**Task brief:**
Work out how many lines hold "Dicount". Give the number and nothing else.

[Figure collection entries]
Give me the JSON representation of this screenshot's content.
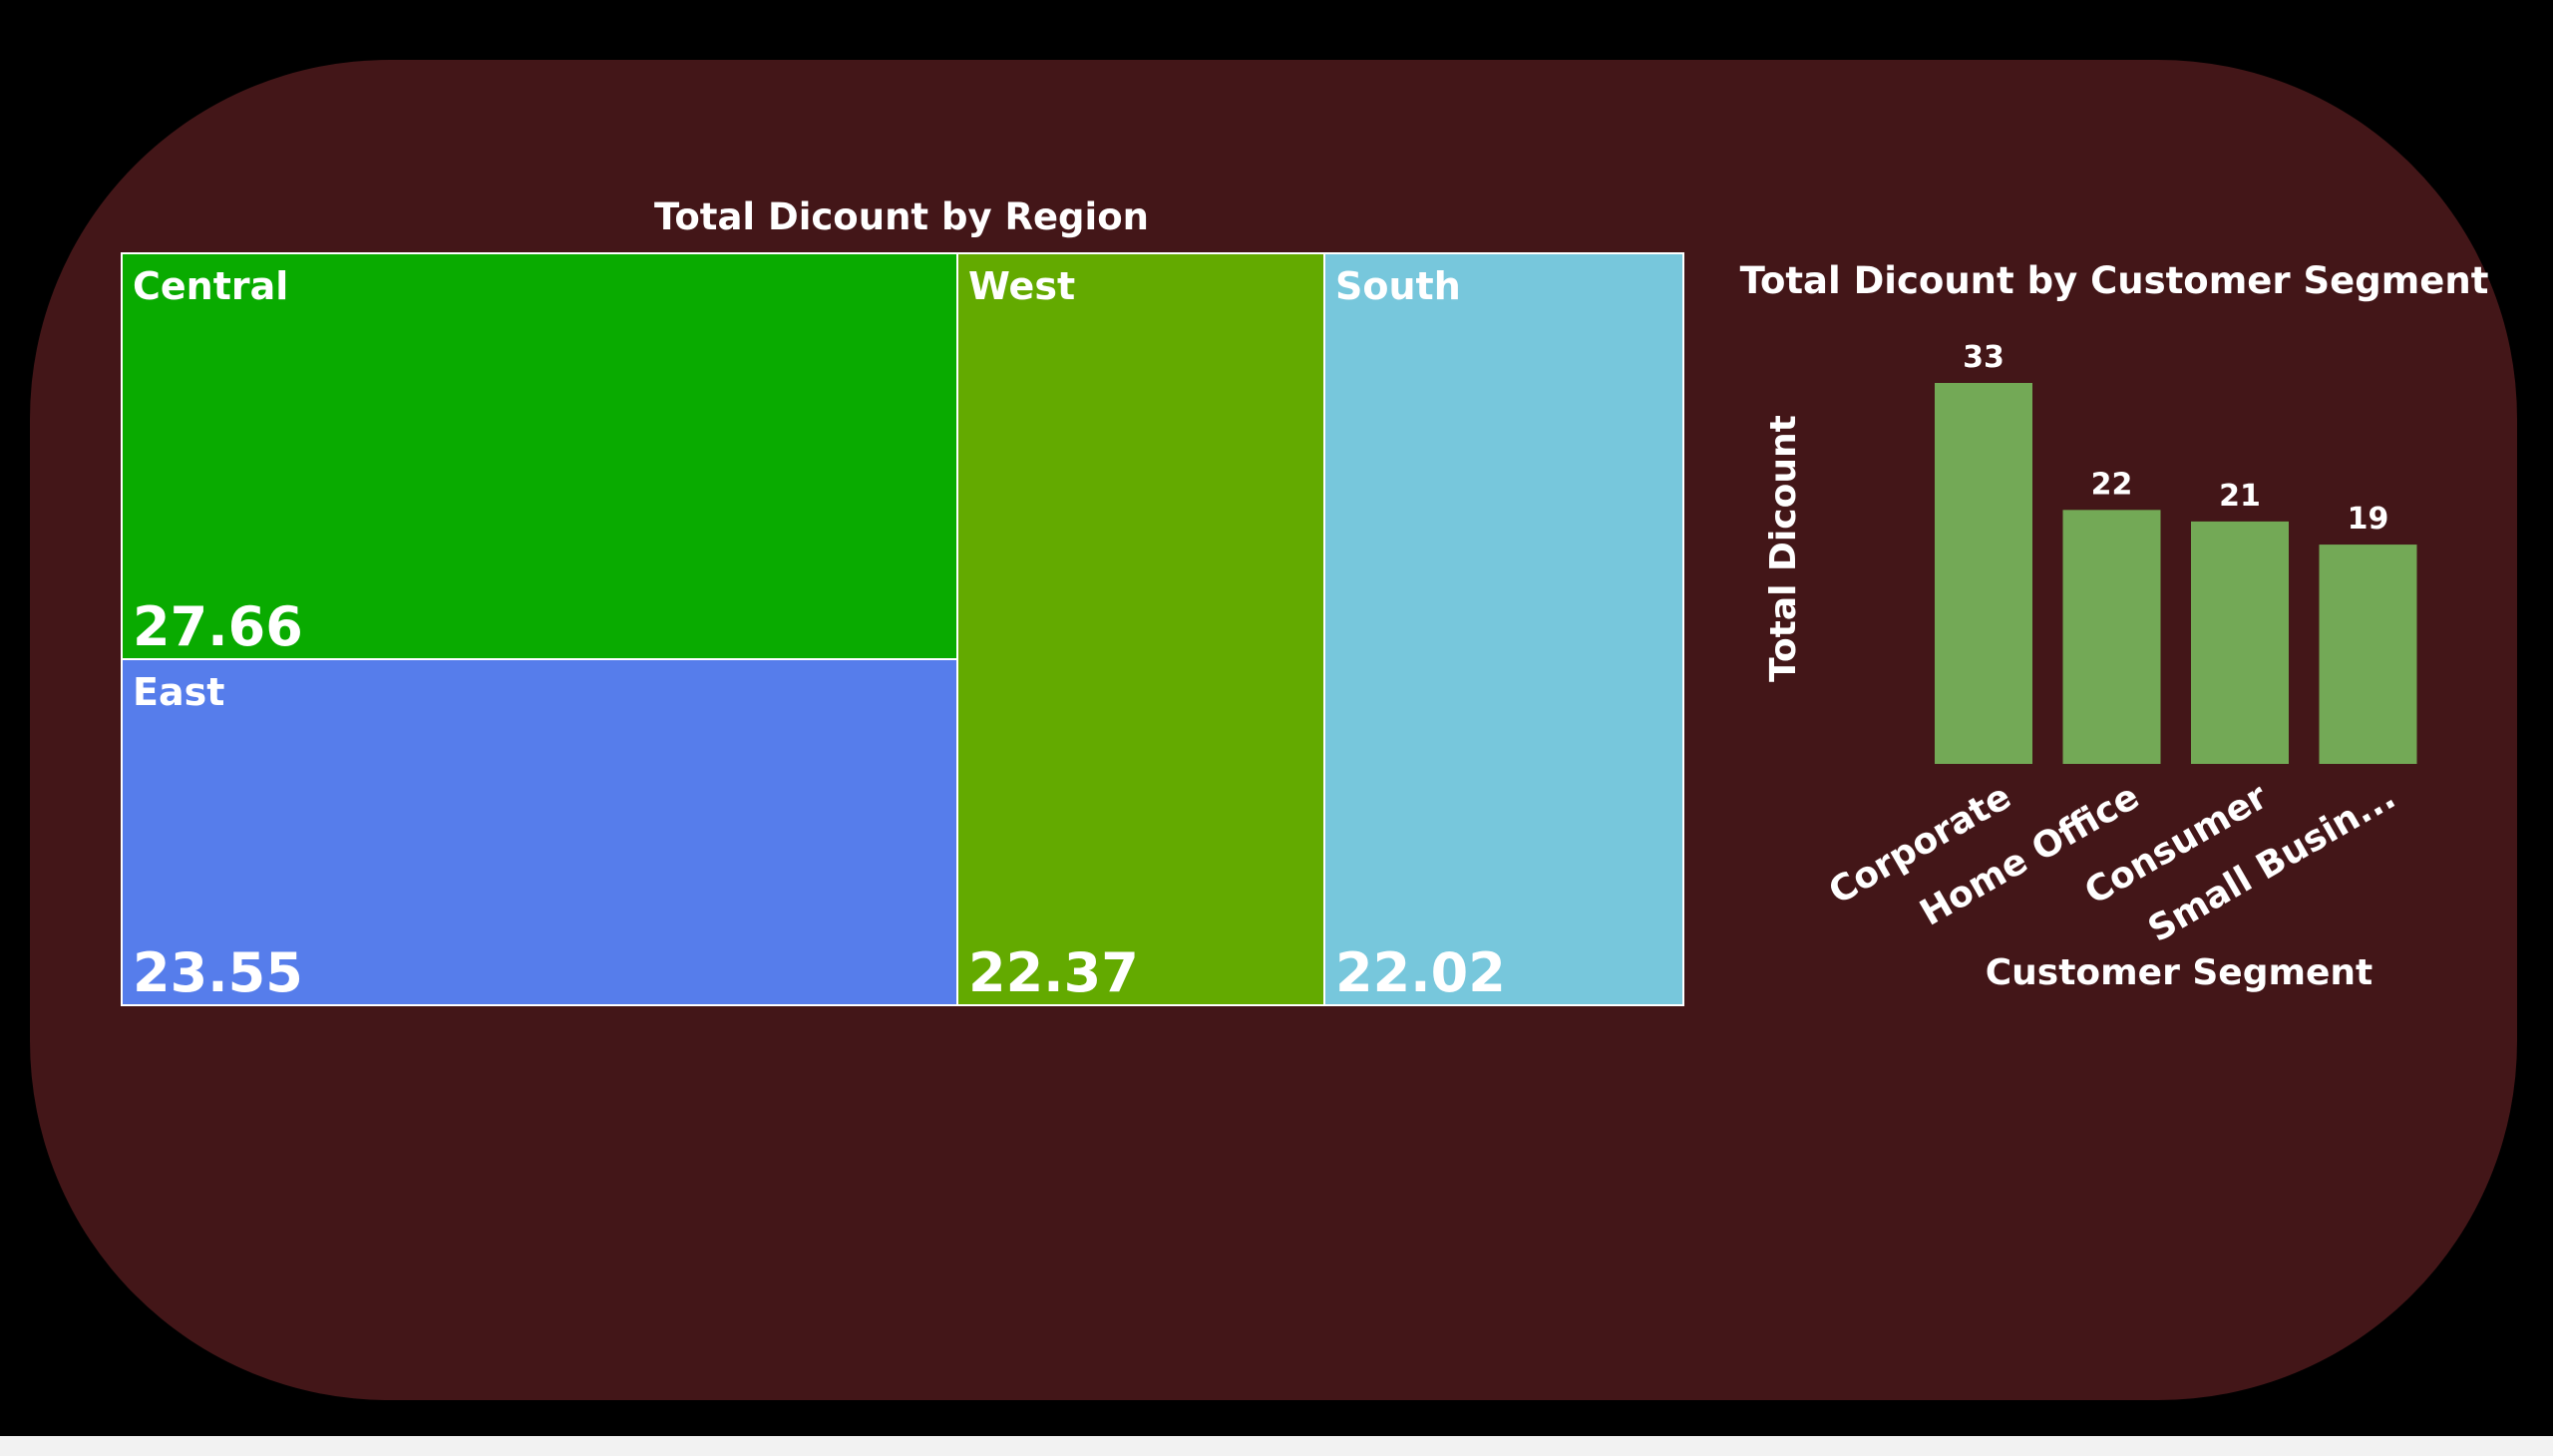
{
  "chart_data": [
    {
      "type": "treemap",
      "title": "Total Dicount by Region",
      "items": [
        {
          "name": "Central",
          "value": 27.66,
          "color": "#09ab00"
        },
        {
          "name": "East",
          "value": 23.55,
          "color": "#567deb"
        },
        {
          "name": "West",
          "value": 22.37,
          "color": "#63aa00"
        },
        {
          "name": "South",
          "value": 22.02,
          "color": "#77c7dc"
        }
      ]
    },
    {
      "type": "bar",
      "title": "Total Dicount by Customer Segment",
      "categories": [
        "Corporate",
        "Home Office",
        "Consumer",
        "Small Busin..."
      ],
      "values": [
        33,
        22,
        21,
        19
      ],
      "data_labels": [
        "33",
        "22",
        "21",
        "19"
      ],
      "xlabel": "Customer Segment",
      "ylabel": "Total Dicount",
      "ylim": [
        0,
        33
      ],
      "bar_color": "#73a956",
      "grid": false
    }
  ]
}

**Answer to the exercise:**
3